# [Dataset excerpts]
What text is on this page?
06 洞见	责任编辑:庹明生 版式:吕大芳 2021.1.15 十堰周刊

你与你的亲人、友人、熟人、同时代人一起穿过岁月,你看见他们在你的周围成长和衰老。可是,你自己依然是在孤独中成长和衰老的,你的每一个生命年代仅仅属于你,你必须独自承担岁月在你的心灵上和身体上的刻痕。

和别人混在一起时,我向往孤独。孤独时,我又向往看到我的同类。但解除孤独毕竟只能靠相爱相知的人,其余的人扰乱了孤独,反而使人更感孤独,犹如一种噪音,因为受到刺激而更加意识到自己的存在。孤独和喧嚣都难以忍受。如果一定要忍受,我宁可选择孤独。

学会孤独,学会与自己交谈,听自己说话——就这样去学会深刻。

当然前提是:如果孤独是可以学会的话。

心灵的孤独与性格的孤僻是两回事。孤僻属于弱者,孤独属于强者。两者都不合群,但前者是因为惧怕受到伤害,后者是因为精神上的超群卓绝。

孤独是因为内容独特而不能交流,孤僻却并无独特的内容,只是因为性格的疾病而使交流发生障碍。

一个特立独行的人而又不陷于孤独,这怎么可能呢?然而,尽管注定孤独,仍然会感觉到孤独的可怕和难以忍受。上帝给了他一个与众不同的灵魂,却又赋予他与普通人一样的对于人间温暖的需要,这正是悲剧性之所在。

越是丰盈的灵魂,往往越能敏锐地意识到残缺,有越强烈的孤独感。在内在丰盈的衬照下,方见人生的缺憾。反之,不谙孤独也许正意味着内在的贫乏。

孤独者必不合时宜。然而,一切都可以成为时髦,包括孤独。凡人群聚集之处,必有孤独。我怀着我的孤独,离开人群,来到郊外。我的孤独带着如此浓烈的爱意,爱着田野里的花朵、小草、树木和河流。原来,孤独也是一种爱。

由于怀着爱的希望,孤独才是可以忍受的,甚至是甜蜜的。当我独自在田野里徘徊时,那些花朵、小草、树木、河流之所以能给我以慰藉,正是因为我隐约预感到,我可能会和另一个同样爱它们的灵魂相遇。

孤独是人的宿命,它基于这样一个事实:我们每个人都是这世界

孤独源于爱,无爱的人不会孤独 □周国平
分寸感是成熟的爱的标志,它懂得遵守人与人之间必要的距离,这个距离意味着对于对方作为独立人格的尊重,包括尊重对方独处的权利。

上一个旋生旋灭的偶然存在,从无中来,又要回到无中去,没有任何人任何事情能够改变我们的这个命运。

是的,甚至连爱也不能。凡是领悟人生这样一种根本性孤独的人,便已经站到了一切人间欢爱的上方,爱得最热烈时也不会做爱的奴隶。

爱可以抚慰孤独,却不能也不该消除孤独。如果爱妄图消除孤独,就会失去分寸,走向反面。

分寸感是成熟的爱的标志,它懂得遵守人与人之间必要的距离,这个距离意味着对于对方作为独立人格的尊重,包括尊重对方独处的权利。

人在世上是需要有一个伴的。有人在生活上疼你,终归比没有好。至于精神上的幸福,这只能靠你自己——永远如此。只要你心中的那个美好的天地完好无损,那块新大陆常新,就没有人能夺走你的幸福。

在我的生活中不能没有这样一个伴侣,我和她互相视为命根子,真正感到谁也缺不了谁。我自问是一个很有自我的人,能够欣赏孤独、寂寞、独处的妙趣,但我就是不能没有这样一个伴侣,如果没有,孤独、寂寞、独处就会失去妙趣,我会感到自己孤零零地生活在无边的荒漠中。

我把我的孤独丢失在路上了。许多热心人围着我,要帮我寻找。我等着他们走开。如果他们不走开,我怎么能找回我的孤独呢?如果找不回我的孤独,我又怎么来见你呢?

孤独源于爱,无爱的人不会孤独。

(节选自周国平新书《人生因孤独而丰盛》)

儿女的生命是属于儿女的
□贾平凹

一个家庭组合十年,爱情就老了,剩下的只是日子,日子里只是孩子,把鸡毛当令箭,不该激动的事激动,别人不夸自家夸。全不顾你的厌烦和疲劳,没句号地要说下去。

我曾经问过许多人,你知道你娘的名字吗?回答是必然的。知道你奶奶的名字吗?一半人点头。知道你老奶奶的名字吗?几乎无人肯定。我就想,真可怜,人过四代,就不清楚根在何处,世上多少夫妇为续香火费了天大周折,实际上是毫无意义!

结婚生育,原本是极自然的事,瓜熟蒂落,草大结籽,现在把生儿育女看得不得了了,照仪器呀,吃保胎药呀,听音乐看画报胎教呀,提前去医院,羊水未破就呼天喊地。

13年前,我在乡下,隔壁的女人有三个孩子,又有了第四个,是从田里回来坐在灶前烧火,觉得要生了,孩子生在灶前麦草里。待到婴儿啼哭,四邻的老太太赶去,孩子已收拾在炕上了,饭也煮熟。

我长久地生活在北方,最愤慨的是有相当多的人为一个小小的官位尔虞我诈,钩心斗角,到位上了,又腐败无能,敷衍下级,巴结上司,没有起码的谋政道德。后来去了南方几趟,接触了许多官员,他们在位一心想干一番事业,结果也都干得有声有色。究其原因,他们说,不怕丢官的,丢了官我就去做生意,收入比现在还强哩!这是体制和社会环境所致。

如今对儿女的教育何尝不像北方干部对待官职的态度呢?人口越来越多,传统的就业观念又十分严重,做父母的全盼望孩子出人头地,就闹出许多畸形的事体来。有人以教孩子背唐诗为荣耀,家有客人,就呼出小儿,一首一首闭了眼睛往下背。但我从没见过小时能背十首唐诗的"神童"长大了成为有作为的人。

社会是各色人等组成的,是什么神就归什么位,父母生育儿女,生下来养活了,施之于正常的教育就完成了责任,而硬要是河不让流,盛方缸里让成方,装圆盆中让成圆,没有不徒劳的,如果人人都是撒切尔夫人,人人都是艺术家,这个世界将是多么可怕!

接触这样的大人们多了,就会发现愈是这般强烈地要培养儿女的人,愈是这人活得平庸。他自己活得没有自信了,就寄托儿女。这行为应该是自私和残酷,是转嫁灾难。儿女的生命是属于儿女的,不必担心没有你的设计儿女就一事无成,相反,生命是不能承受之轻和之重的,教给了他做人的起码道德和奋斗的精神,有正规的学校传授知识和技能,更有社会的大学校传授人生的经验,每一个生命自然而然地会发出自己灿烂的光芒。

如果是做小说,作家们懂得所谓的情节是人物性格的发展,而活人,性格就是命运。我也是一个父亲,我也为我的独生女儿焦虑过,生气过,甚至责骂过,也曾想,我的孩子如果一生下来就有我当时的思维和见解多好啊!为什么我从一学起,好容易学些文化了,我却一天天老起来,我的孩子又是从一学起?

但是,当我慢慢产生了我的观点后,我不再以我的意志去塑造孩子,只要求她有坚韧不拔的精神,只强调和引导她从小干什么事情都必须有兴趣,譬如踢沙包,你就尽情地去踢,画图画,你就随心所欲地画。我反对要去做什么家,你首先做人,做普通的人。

# [Given problem]
Retype the entries one by one, exactly.

# [Task result]
What text is on this page?
06 洞见	责任编辑:庹明生 版式:吕大芳 2021.1.15 十堰周刊

你与你的亲人、友人、熟人、同时代人一起穿过岁月,你看见他们在你的周围成长和衰老。可是,你自己依然是在孤独中成长和衰老的,你的每一个生命年代仅仅属于你,你必须独自承担岁月在你的心灵上和身体上的刻痕。

和别人混在一起时,我向往孤独。孤独时,我又向往看到我的同类。但解除孤独毕竟只能靠相爱相知的人,其余的人扰乱了孤独,反而使人更感孤独,犹如一种噪音,因为受到刺激而更加意识到自己的存在。孤独和喧嚣都难以忍受。如果一定要忍受,我宁可选择孤独。

学会孤独,学会与自己交谈,听自己说话——就这样去学会深刻。

当然前提是:如果孤独是可以学会的话。

心灵的孤独与性格的孤僻是两回事。孤僻属于弱者,孤独属于强者。两者都不合群,但前者是因为惧怕受到伤害,后者是因为精神上的超群卓绝。

孤独是因为内容独特而不能交流,孤僻却并无独特的内容,只是因为性格的疾病而使交流发生障碍。

一个特立独行的人而又不陷于孤独,这怎么可能呢?然而,尽管注定孤独,仍然会感觉到孤独的可怕和难以忍受。上帝给了他一个与众不同的灵魂,却又赋予他与普通人一样的对于人间温暖的需要,这正是悲剧性之所在。

越是丰盈的灵魂,往往越能敏锐地意识到残缺,有越强烈的孤独感。在内在丰盈的衬照下,方见人生的缺憾。反之,不谙孤独也许正意味着内在的贫乏。

孤独者必不合时宜。然而,一切都可以成为时髦,包括孤独。凡人群聚集之处,必有孤独。我怀着我的孤独,离开人群,来到郊外。我的孤独带着如此浓烈的爱意,爱着田野里的花朵、小草、树木和河流。原来,孤独也是一种爱。

由于怀着爱的希望,孤独才是可以忍受的,甚至是甜蜜的。当我独自在田野里徘徊时,那些花朵、小草、树木、河流之所以能给我以慰藉,正是因为我隐约预感到,我可能会和另一个同样爱它们的灵魂相遇。

孤独是人的宿命,它基于这样一个事实:我们每个人都是这世界

孤独源于爱,无爱的人不会孤独 □周国平
分寸感是成熟的爱的标志,它懂得遵守人与人之间必要的距离,这个距离意味着对于对方作为独立人格的尊重,包括尊重对方独处的权利。

上一个旋生旋灭的偶然存在,从无中来,又要回到无中去,没有任何人任何事情能够改变我们的这个命运。

是的,甚至连爱也不能。凡是领悟人生这样一种根本性孤独的人,便已经站到了一切人间欢爱的上方,爱得最热烈时也不会做爱的奴隶。

爱可以抚慰孤独,却不能也不该消除孤独。如果爱妄图消除孤独,就会失去分寸,走向反面。

分寸感是成熟的爱的标志,它懂得遵守人与人之间必要的距离,这个距离意味着对于对方作为独立人格的尊重,包括尊重对方独处的权利。

人在世上是需要有一个伴的。有人在生活上疼你,终归比没有好。至于精神上的幸福,这只能靠你自己——永远如此。只要你心中的那个美好的天地完好无损,那块新大陆常新,就没有人能夺走你的幸福。

在我的生活中不能没有这样一个伴侣,我和她互相视为命根子,真正感到谁也缺不了谁。我自问是一个很有自我的人,能够欣赏孤独、寂寞、独处的妙趣,但我就是不能没有这样一个伴侣,如果没有,孤独、寂寞、独处就会失去妙趣,我会感到自己孤零零地生活在无边的荒漠中。

我把我的孤独丢失在路上了。许多热心人围着我,要帮我寻找。我等着他们走开。如果他们不走开,我怎么能找回我的孤独呢?如果找不回我的孤独,我又怎么来见你呢?

孤独源于爱,无爱的人不会孤独。

(节选自周国平新书《人生因孤独而丰盛》)

儿女的生命是属于儿女的
□贾平凹

一个家庭组合十年,爱情就老了,剩下的只是日子,日子里只是孩子,把鸡毛当令箭,不该激动的事激动,别人不夸自家夸。全不顾你的厌烦和疲劳,没句号地要说下去。

我曾经问过许多人,你知道你娘的名字吗?回答是必然的。知道你奶奶的名字吗?一半人点头。知道你老奶奶的名字吗?几乎无人肯定。我就想,真可怜,人过四代,就不清楚根在何处,世上多少夫妇为续香火费了天大周折,实际上是毫无意义!

结婚生育,原本是极自然的事,瓜熟蒂落,草大结籽,现在把生儿育女看得不得了了,照仪器呀,吃保胎药呀,听音乐看画报胎教呀,提前去医院,羊水未破就呼天喊地。

13年前,我在乡下,隔壁的女人有三个孩子,又有了第四个,是从田里回来坐在灶前烧火,觉得要生了,孩子生在灶前麦草里。待到婴儿啼哭,四邻的老太太赶去,孩子已收拾在炕上了,饭也煮熟。

我长久地生活在北方,最愤慨的是有相当多的人为一个小小的官位尔虞我诈,钩心斗角,到位上了,又腐败无能,敷衍下级,巴结上司,没有起码的谋政道德。后来去了南方几趟,接触了许多官员,他们在位一心想干一番事业,结果也都干得有声有色。究其原因,他们说,不怕丢官的,丢了官我就去做生意,收入比现在还强哩!这是体制和社会环境所致。

如今对儿女的教育何尝不像北方干部对待官职的态度呢?人口越来越多,传统的就业观念又十分严重,做父母的全盼望孩子出人头地,就闹出许多畸形的事体来。有人以教孩子背唐诗为荣耀,家有客人,就呼出小儿,一首一首闭了眼睛往下背。但我从没见过小时能背十首唐诗的"神童"长大了成为有作为的人。

社会是各色人等组成的,是什么神就归什么位,父母生育儿女,生下来养活了,施之于正常的教育就完成了责任,而硬要是河不让流,盛方缸里让成方,装圆盆中让成圆,没有不徒劳的,如果人人都是撒切尔夫人,人人都是艺术家,这个世界将是多么可怕!

接触这样的大人们多了,就会发现愈是这般强烈地要培养儿女的人,愈是这人活得平庸。他自己活得没有自信了,就寄托儿女。这行为应该是自私和残酷,是转嫁灾难。儿女的生命是属于儿女的,不必担心没有你的设计儿女就一事无成,相反,生命是不能承受之轻和之重的,教给了他做人的起码道德和奋斗的精神,有正规的学校传授知识和技能,更有社会的大学校传授人生的经验,每一个生命自然而然地会发出自己灿烂的光芒。

如果是做小说,作家们懂得所谓的情节是人物性格的发展,而活人,性格就是命运。我也是一个父亲,我也为我的独生女儿焦虑过,生气过,甚至责骂过,也曾想,我的孩子如果一生下来就有我当时的思维和见解多好啊!为什么我从一学起,好容易学些文化了,我却一天天老起来,我的孩子又是从一学起?

但是,当我慢慢产生了我的观点后,我不再以我的意志去塑造孩子,只要求她有坚韧不拔的精神,只强调和引导她从小干什么事情都必须有兴趣,譬如踢沙包,你就尽情地去踢,画图画,你就随心所欲地画。我反对要去做什么家,你首先做人,做普通的人。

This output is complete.